* begin *

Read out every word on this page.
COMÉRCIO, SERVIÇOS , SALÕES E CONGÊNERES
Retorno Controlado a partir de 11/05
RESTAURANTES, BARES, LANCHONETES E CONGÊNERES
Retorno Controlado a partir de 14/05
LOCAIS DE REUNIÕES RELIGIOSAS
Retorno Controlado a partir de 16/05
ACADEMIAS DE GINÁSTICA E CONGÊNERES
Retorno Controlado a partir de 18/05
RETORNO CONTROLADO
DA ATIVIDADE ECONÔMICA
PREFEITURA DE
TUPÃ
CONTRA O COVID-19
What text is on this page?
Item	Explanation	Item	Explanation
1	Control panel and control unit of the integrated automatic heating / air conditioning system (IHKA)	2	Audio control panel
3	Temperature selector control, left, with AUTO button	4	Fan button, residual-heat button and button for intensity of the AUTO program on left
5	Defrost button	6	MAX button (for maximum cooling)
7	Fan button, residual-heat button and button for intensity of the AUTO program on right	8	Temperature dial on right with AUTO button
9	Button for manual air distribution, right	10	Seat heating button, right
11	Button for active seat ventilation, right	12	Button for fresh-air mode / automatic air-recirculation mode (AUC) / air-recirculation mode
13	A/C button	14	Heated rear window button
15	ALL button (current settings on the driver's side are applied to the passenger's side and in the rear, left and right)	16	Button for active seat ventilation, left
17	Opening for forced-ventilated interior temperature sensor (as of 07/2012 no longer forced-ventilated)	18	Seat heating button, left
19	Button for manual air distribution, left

* end *

SHORT PROBLEM - Starting from the line containing "What text is on this page?", repeat each line through the end of the entries, exactly.

EXERCISE ANSWER -
What text is on this page?
Item	Explanation	Item	Explanation
1	Control panel and control unit of the integrated automatic heating / air conditioning system (IHKA)	2	Audio control panel
3	Temperature selector control, left, with AUTO button	4	Fan button, residual-heat button and button for intensity of the AUTO program on left
5	Defrost button	6	MAX button (for maximum cooling)
7	Fan button, residual-heat button and button for intensity of the AUTO program on right	8	Temperature dial on right with AUTO button
9	Button for manual air distribution, right	10	Seat heating button, right
11	Button for active seat ventilation, right	12	Button for fresh-air mode / automatic air-recirculation mode (AUC) / air-recirculation mode
13	A/C button	14	Heated rear window button
15	ALL button (current settings on the driver's side are applied to the passenger's side and in the rear, left and right)	16	Button for active seat ventilation, left
17	Opening for forced-ventilated interior temperature sensor (as of 07/2012 no longer forced-ventilated)	18	Seat heating button, left
19	Button for manual air distribution, left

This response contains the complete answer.